AVAILABLE DATA >>

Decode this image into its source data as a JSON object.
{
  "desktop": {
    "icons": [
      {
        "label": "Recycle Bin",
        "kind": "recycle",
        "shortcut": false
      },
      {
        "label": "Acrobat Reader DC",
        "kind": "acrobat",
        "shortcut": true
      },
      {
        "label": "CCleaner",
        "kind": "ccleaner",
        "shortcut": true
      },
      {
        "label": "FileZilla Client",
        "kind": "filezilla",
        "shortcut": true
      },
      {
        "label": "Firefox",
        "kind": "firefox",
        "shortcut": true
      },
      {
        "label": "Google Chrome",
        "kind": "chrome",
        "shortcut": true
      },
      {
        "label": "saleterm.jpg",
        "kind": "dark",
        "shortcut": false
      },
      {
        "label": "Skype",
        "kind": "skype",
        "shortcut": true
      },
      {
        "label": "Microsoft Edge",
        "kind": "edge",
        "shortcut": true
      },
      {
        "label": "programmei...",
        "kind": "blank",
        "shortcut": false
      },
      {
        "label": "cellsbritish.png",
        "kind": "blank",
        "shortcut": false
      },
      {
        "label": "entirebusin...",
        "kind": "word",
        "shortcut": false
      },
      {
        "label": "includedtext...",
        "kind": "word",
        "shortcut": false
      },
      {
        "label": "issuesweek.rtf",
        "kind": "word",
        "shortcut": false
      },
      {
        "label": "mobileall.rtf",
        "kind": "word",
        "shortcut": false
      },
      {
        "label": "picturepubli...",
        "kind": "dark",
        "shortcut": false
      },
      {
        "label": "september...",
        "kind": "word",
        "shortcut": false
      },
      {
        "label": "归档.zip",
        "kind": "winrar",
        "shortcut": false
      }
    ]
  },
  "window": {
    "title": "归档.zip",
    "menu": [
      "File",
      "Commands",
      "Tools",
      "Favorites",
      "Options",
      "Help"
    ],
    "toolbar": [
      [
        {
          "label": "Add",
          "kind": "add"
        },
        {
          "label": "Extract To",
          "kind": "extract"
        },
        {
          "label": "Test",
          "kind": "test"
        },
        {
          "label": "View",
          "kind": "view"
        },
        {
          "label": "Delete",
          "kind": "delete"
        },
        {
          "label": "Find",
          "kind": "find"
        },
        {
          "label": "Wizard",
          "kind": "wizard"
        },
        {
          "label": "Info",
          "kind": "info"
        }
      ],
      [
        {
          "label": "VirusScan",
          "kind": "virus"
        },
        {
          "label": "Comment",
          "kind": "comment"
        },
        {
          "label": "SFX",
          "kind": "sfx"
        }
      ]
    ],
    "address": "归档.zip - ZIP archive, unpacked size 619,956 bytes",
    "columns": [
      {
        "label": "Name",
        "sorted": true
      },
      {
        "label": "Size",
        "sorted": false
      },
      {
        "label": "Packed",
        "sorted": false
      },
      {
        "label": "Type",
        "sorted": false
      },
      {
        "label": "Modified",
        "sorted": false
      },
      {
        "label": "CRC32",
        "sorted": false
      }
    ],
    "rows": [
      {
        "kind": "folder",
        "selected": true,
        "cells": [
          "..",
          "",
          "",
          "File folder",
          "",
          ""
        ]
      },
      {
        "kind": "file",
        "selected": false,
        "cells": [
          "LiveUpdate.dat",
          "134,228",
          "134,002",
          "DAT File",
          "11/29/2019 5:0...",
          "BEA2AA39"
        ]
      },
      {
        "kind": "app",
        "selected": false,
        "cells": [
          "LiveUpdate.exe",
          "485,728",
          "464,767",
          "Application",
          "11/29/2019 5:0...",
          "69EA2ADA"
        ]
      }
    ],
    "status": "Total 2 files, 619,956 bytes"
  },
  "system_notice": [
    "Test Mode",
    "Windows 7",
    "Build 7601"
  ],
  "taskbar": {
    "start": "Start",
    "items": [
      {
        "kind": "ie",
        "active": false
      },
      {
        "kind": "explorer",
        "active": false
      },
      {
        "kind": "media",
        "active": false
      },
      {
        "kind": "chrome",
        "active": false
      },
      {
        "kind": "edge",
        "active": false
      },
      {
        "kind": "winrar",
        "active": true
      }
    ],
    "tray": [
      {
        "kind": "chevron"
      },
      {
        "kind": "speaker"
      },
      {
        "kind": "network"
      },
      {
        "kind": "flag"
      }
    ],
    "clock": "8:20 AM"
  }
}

EXERCISE AIM >> The full listing above should be reproduced exactly.

SOLUTION TO THIS PROBLEM >>
Decode this image into its source data as a JSON object.
{
  "desktop": {
    "icons": [
      {
        "label": "Recycle Bin",
        "kind": "recycle",
        "shortcut": false
      },
      {
        "label": "Acrobat Reader DC",
        "kind": "acrobat",
        "shortcut": true
      },
      {
        "label": "CCleaner",
        "kind": "ccleaner",
        "shortcut": true
      },
      {
        "label": "FileZilla Client",
        "kind": "filezilla",
        "shortcut": true
      },
      {
        "label": "Firefox",
        "kind": "firefox",
        "shortcut": true
      },
      {
        "label": "Google Chrome",
        "kind": "chrome",
        "shortcut": true
      },
      {
        "label": "saleterm.jpg",
        "kind": "dark",
        "shortcut": false
      },
      {
        "label": "Skype",
        "kind": "skype",
        "shortcut": true
      },
      {
        "label": "Microsoft Edge",
        "kind": "edge",
        "shortcut": true
      },
      {
        "label": "programmei...",
        "kind": "blank",
        "shortcut": false
      },
      {
        "label": "cellsbritish.png",
        "kind": "blank",
        "shortcut": false
      },
      {
        "label": "entirebusin...",
        "kind": "word",
        "shortcut": false
      },
      {
        "label": "includedtext...",
        "kind": "word",
        "shortcut": false
      },
      {
        "label": "issuesweek.rtf",
        "kind": "word",
        "shortcut": false
      },
      {
        "label": "mobileall.rtf",
        "kind": "word",
        "shortcut": false
      },
      {
        "label": "picturepubli...",
        "kind": "dark",
        "shortcut": false
      },
      {
        "label": "september...",
        "kind": "word",
        "shortcut": false
      },
      {
        "label": "归档.zip",
        "kind": "winrar",
        "shortcut": false
      }
    ]
  },
  "window": {
    "title": "归档.zip",
    "menu": [
      "File",
      "Commands",
      "Tools",
      "Favorites",
      "Options",
      "Help"
    ],
    "toolbar": [
      [
        {
          "label": "Add",
          "kind": "add"
        },
        {
          "label": "Extract To",
          "kind": "extract"
        },
        {
          "label": "Test",
          "kind": "test"
        },
        {
          "label": "View",
          "kind": "view"
        },
        {
          "label": "Delete",
          "kind": "delete"
        },
        {
          "label": "Find",
          "kind": "find"
        },
        {
          "label": "Wizard",
          "kind": "wizard"
        },
        {
          "label": "Info",
          "kind": "info"
        }
      ],
      [
        {
          "label": "VirusScan",
          "kind": "virus"
        },
        {
          "label": "Comment",
          "kind": "comment"
        },
        {
          "label": "SFX",
          "kind": "sfx"
        }
      ]
    ],
    "address": "归档.zip - ZIP archive, unpacked size 619,956 bytes",
    "columns": [
      {
        "label": "Name",
        "sorted": true
      },
      {
        "label": "Size",
        "sorted": false
      },
      {
        "label": "Packed",
        "sorted": false
      },
      {
        "label": "Type",
        "sorted": false
      },
      {
        "label": "Modified",
        "sorted": false
      },
      {
        "label": "CRC32",
        "sorted": false
      }
    ],
    "rows": [
      {
        "kind": "folder",
        "selected": true,
        "cells": [
          "..",
          "",
          "",
          "File folder",
          "",
          ""
        ]
      },
      {
        "kind": "file",
        "selected": false,
        "cells": [
          "LiveUpdate.dat",
          "134,228",
          "134,002",
          "DAT File",
          "11/29/2019 5:0...",
          "BEA2AA39"
        ]
      },
      {
        "kind": "app",
        "selected": false,
        "cells": [
          "LiveUpdate.exe",
          "485,728",
          "464,767",
          "Application",
          "11/29/2019 5:0...",
          "69EA2ADA"
        ]
      }
    ],
    "status": "Total 2 files, 619,956 bytes"
  },
  "system_notice": [
    "Test Mode",
    "Windows 7",
    "Build 7601"
  ],
  "taskbar": {
    "start": "Start",
    "items": [
      {
        "kind": "ie",
        "active": false
      },
      {
        "kind": "explorer",
        "active": false
      },
      {
        "kind": "media",
        "active": false
      },
      {
        "kind": "chrome",
        "active": false
      },
      {
        "kind": "edge",
        "active": false
      },
      {
        "kind": "winrar",
        "active": true
      }
    ],
    "tray": [
      {
        "kind": "chevron"
      },
      {
        "kind": "speaker"
      },
      {
        "kind": "network"
      },
      {
        "kind": "flag"
      }
    ],
    "clock": "8:20 AM"
  }
}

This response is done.